GIVEN EXERCISE:
Return every line of the data below that includes the string "this".

## Start RECORDS FOR THE EXERCISE

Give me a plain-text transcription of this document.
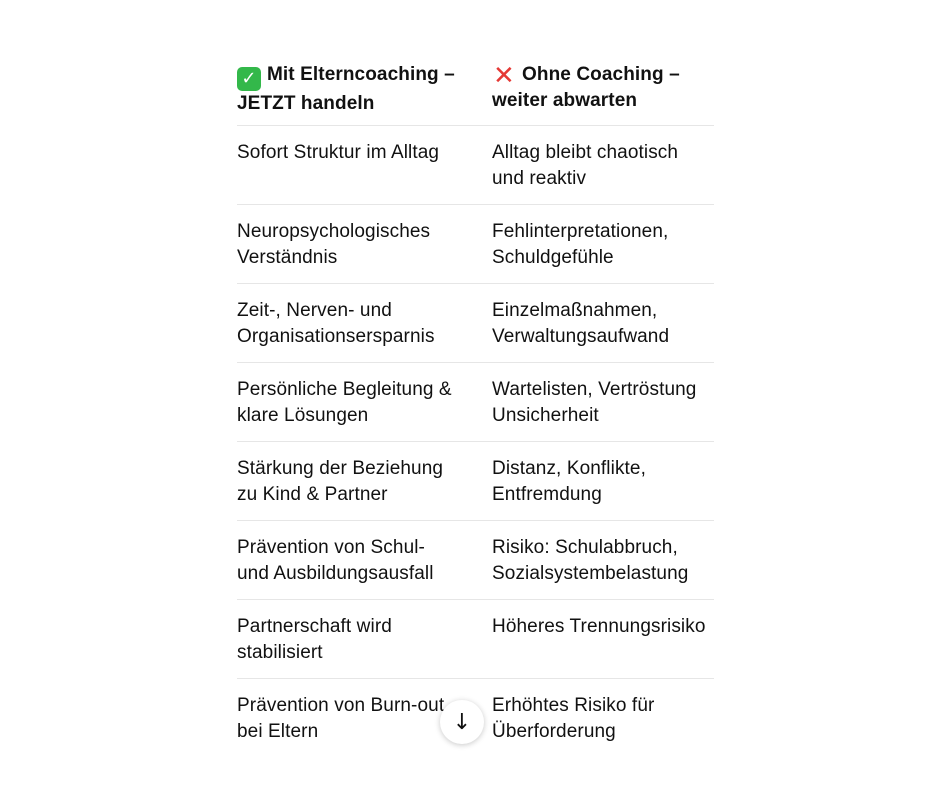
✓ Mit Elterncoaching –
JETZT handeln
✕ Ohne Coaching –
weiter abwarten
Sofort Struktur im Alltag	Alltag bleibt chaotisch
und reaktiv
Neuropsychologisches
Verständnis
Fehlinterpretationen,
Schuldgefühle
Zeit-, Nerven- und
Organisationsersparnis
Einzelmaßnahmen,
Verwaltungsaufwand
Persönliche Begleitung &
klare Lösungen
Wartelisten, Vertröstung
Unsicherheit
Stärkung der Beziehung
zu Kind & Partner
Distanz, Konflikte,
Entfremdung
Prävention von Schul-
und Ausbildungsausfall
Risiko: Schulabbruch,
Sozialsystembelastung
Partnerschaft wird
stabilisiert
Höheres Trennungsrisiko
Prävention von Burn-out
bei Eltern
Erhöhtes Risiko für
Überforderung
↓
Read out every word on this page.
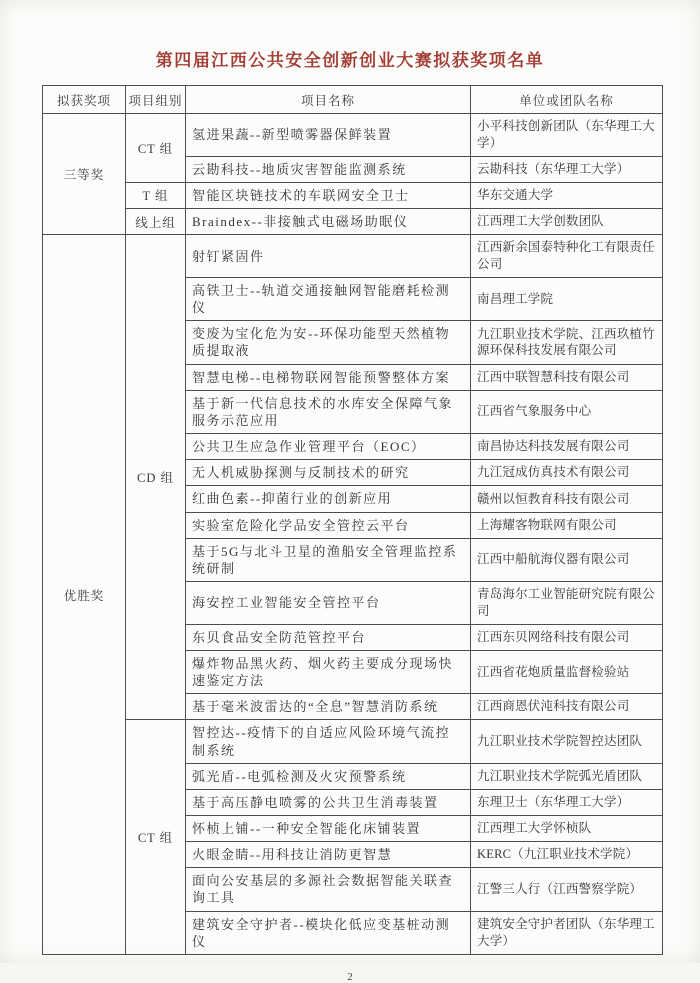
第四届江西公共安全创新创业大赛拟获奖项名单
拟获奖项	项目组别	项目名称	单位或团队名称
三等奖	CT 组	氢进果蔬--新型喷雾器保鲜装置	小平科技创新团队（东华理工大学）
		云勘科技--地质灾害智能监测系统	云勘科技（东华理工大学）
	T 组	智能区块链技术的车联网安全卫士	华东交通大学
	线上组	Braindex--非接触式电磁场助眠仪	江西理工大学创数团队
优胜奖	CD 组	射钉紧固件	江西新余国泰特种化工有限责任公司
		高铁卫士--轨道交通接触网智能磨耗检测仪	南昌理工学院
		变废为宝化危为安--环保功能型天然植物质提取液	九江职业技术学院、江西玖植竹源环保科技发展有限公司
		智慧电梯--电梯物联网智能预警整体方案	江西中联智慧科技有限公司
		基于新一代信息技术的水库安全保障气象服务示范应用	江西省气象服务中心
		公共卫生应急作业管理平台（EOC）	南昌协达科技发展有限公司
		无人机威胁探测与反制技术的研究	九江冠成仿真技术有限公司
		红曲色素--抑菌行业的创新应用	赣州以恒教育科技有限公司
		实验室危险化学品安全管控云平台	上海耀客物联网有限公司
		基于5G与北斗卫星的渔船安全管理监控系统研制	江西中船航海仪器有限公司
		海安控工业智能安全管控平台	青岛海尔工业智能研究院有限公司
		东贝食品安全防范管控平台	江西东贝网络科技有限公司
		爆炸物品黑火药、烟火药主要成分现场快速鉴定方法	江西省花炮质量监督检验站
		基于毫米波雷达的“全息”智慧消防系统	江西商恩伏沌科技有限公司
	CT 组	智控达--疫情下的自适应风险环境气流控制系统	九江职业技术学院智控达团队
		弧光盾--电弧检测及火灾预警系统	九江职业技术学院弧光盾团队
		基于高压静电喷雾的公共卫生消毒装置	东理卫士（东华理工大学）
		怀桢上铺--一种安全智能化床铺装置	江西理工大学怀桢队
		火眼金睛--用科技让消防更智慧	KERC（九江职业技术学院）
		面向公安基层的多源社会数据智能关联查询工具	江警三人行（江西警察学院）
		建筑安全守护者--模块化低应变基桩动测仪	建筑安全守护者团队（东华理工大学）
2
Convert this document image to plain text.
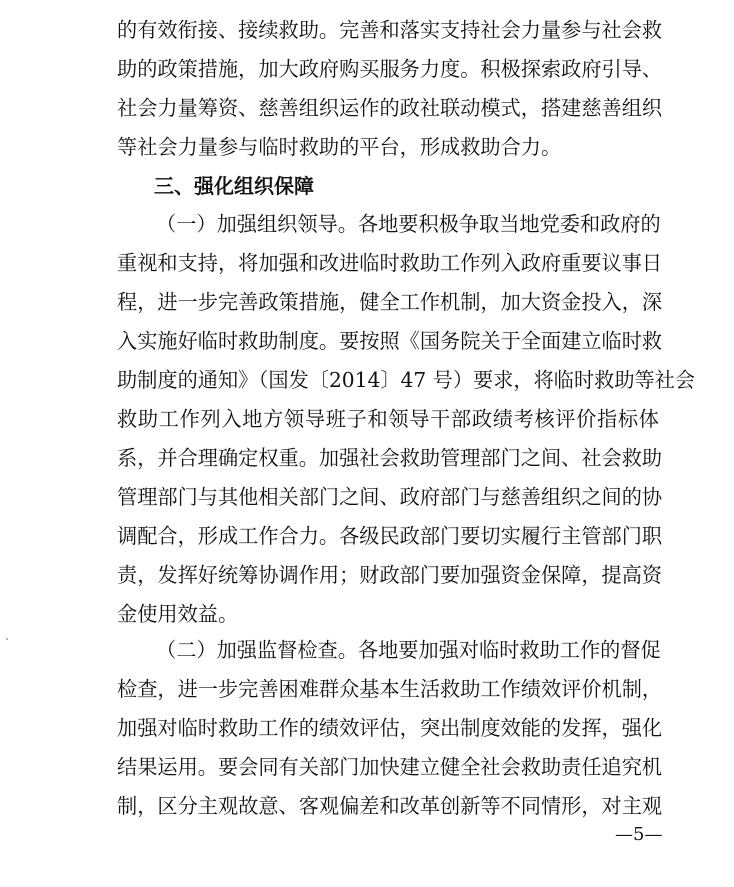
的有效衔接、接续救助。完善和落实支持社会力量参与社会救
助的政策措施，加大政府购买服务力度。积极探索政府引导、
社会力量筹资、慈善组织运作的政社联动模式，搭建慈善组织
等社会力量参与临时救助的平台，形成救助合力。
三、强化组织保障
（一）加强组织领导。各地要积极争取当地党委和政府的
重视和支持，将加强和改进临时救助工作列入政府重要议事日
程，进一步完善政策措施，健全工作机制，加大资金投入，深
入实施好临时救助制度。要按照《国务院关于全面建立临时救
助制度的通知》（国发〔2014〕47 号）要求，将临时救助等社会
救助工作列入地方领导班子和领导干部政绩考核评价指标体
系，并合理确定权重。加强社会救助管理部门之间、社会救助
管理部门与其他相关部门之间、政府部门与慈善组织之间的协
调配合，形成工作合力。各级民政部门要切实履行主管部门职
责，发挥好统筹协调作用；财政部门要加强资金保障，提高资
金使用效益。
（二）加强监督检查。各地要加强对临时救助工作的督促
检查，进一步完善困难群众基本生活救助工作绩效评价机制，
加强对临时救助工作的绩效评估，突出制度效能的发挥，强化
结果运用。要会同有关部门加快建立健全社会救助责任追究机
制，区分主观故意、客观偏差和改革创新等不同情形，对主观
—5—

## End RECORDS FOR THE EXERCISE

FULL OUTPUT:
Give me a plain-text transcription of this document.
Read out every word on this page.
Convert this document image to plain text.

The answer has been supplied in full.